▶ [DATA FOR THIS EXERCISE]
↓↓↓
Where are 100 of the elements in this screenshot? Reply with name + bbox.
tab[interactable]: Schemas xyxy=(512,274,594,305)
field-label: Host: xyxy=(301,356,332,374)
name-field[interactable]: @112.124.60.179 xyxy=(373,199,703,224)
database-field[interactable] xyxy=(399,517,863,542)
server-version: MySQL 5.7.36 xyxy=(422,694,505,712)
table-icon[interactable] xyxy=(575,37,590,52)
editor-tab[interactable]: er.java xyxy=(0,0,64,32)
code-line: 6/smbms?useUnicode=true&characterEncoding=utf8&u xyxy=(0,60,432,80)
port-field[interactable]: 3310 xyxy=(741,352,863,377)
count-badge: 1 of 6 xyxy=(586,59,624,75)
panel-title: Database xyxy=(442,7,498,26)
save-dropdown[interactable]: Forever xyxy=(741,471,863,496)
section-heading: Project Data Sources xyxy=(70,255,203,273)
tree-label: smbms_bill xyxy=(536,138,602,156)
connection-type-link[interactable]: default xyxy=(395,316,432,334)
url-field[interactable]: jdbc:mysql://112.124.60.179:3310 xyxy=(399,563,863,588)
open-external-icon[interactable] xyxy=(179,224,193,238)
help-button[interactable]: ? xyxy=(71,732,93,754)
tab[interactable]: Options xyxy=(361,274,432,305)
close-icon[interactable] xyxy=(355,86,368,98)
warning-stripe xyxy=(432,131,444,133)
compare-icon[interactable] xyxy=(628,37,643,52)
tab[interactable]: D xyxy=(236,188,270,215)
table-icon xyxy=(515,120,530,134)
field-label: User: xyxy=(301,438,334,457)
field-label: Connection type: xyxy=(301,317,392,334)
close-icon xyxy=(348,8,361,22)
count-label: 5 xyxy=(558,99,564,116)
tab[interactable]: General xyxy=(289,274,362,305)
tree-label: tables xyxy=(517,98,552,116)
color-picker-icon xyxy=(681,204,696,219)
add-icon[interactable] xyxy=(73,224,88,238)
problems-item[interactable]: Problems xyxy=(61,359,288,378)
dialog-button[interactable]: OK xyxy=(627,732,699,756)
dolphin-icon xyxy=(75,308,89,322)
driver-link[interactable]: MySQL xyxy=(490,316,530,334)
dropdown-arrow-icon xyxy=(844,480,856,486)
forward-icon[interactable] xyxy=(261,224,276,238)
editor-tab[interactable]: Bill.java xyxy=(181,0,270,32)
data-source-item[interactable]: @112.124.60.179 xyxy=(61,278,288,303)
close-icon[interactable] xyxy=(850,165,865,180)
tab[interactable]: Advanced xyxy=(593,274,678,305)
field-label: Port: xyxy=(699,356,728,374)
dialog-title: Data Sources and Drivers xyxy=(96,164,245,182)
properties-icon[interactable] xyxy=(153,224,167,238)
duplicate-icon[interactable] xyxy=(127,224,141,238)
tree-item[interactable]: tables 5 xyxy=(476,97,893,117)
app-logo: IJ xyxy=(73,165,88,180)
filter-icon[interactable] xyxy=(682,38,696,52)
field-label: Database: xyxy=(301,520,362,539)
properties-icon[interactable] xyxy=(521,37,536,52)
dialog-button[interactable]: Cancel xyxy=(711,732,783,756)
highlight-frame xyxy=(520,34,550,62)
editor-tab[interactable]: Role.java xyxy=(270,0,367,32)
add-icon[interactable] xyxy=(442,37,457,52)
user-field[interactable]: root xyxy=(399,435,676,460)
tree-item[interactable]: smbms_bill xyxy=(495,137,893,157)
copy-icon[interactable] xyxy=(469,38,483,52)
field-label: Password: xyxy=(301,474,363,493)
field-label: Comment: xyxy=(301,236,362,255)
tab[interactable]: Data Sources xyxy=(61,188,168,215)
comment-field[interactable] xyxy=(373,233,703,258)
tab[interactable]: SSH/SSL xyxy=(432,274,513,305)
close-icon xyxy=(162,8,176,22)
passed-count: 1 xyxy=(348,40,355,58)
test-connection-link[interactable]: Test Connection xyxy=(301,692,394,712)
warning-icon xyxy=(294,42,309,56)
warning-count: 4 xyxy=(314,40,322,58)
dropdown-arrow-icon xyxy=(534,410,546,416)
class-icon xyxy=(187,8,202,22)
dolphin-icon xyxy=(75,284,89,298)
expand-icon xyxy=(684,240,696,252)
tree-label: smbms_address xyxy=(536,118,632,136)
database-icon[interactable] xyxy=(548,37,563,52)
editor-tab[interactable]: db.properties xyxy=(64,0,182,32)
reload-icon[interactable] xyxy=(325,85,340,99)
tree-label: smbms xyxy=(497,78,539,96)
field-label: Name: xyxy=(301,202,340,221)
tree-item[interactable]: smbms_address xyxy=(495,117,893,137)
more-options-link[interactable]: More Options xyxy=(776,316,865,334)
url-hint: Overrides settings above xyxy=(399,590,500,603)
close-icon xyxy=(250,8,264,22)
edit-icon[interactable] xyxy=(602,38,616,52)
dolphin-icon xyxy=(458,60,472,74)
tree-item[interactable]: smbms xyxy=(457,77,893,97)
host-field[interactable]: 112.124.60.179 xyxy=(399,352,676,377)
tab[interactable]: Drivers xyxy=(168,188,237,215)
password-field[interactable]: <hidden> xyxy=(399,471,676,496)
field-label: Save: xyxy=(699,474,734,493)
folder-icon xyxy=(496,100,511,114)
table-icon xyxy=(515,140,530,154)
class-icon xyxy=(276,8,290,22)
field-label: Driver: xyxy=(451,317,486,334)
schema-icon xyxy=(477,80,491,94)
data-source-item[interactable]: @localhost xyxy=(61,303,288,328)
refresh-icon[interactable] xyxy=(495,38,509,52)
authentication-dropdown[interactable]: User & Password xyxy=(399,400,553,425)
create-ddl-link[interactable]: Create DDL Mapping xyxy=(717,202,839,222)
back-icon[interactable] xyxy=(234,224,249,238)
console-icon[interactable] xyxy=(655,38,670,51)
↑↑↑
▶ [PROBLEM REQUIREMENTS]
Quote every one of the entries above word for word, without changing anything.

▶ [ANSWER IN FULL]
Where are 100 of the elements in this screenshot? Reply with name + bbox.
tab[interactable]: Schemas xyxy=(512,274,594,305)
field-label: Host: xyxy=(301,356,332,374)
name-field[interactable]: @112.124.60.179 xyxy=(373,199,703,224)
database-field[interactable] xyxy=(399,517,863,542)
server-version: MySQL 5.7.36 xyxy=(422,694,505,712)
table-icon[interactable] xyxy=(575,37,590,52)
editor-tab[interactable]: er.java xyxy=(0,0,64,32)
code-line: 6/smbms?useUnicode=true&characterEncoding=utf8&u xyxy=(0,60,432,80)
port-field[interactable]: 3310 xyxy=(741,352,863,377)
count-badge: 1 of 6 xyxy=(586,59,624,75)
panel-title: Database xyxy=(442,7,498,26)
save-dropdown[interactable]: Forever xyxy=(741,471,863,496)
section-heading: Project Data Sources xyxy=(70,255,203,273)
tree-label: smbms_bill xyxy=(536,138,602,156)
connection-type-link[interactable]: default xyxy=(395,316,432,334)
url-field[interactable]: jdbc:mysql://112.124.60.179:3310 xyxy=(399,563,863,588)
open-external-icon[interactable] xyxy=(179,224,193,238)
help-button[interactable]: ? xyxy=(71,732,93,754)
tab[interactable]: Options xyxy=(361,274,432,305)
close-icon[interactable] xyxy=(355,86,368,98)
warning-stripe xyxy=(432,131,444,133)
compare-icon[interactable] xyxy=(628,37,643,52)
tab[interactable]: D xyxy=(236,188,270,215)
table-icon xyxy=(515,120,530,134)
field-label: User: xyxy=(301,438,334,457)
field-label: Connection type: xyxy=(301,317,392,334)
close-icon xyxy=(348,8,361,22)
count-label: 5 xyxy=(558,99,564,116)
tab[interactable]: General xyxy=(289,274,362,305)
tree-label: tables xyxy=(517,98,552,116)
color-picker-icon xyxy=(681,204,696,219)
add-icon[interactable] xyxy=(73,224,88,238)
problems-item[interactable]: Problems xyxy=(61,359,288,378)
dialog-button[interactable]: OK xyxy=(627,732,699,756)
dolphin-icon xyxy=(75,308,89,322)
driver-link[interactable]: MySQL xyxy=(490,316,530,334)
dropdown-arrow-icon xyxy=(844,480,856,486)
forward-icon[interactable] xyxy=(261,224,276,238)
editor-tab[interactable]: Bill.java xyxy=(181,0,270,32)
data-source-item[interactable]: @112.124.60.179 xyxy=(61,278,288,303)
close-icon[interactable] xyxy=(850,165,865,180)
tab[interactable]: Advanced xyxy=(593,274,678,305)
field-label: Port: xyxy=(699,356,728,374)
dialog-title: Data Sources and Drivers xyxy=(96,164,245,182)
properties-icon[interactable] xyxy=(153,224,167,238)
duplicate-icon[interactable] xyxy=(127,224,141,238)
tree-item[interactable]: tables 5 xyxy=(476,97,893,117)
app-logo: IJ xyxy=(73,165,88,180)
filter-icon[interactable] xyxy=(682,38,696,52)
field-label: Database: xyxy=(301,520,362,539)
properties-icon[interactable] xyxy=(521,37,536,52)
dialog-button[interactable]: Cancel xyxy=(711,732,783,756)
highlight-frame xyxy=(520,34,550,62)
editor-tab[interactable]: Role.java xyxy=(270,0,367,32)
add-icon[interactable] xyxy=(442,37,457,52)
user-field[interactable]: root xyxy=(399,435,676,460)
tree-item[interactable]: smbms_bill xyxy=(495,137,893,157)
copy-icon[interactable] xyxy=(469,38,483,52)
field-label: Password: xyxy=(301,474,363,493)
field-label: Comment: xyxy=(301,236,362,255)
tab[interactable]: Data Sources xyxy=(61,188,168,215)
comment-field[interactable] xyxy=(373,233,703,258)
tab[interactable]: SSH/SSL xyxy=(432,274,513,305)
close-icon xyxy=(162,8,176,22)
passed-count: 1 xyxy=(348,40,355,58)
test-connection-link[interactable]: Test Connection xyxy=(301,692,394,712)
warning-icon xyxy=(294,42,309,56)
warning-count: 4 xyxy=(314,40,322,58)
dropdown-arrow-icon xyxy=(534,410,546,416)
class-icon xyxy=(187,8,202,22)
dolphin-icon xyxy=(75,284,89,298)
expand-icon xyxy=(684,240,696,252)
tree-label: smbms_address xyxy=(536,118,632,136)
database-icon[interactable] xyxy=(548,37,563,52)
editor-tab[interactable]: db.properties xyxy=(64,0,182,32)
reload-icon[interactable] xyxy=(325,85,340,99)
tree-label: smbms xyxy=(497,78,539,96)
field-label: Name: xyxy=(301,202,340,221)
tree-item[interactable]: smbms_address xyxy=(495,117,893,137)
more-options-link[interactable]: More Options xyxy=(776,316,865,334)
url-hint: Overrides settings above xyxy=(399,590,500,603)
close-icon xyxy=(250,8,264,22)
edit-icon[interactable] xyxy=(602,38,616,52)
dolphin-icon xyxy=(458,60,472,74)
tree-item[interactable]: smbms xyxy=(457,77,893,97)
host-field[interactable]: 112.124.60.179 xyxy=(399,352,676,377)
tab[interactable]: Drivers xyxy=(168,188,237,215)
password-field[interactable]: <hidden> xyxy=(399,471,676,496)
field-label: Save: xyxy=(699,474,734,493)
folder-icon xyxy=(496,100,511,114)
table-icon xyxy=(515,140,530,154)
class-icon xyxy=(276,8,290,22)
field-label: Driver: xyxy=(451,317,486,334)
schema-icon xyxy=(477,80,491,94)
data-source-item[interactable]: @localhost xyxy=(61,303,288,328)
refresh-icon[interactable] xyxy=(495,38,509,52)
authentication-dropdown[interactable]: User & Password xyxy=(399,400,553,425)
create-ddl-link[interactable]: Create DDL Mapping xyxy=(717,202,839,222)
back-icon[interactable] xyxy=(234,224,249,238)
console-icon[interactable] xyxy=(655,38,670,51)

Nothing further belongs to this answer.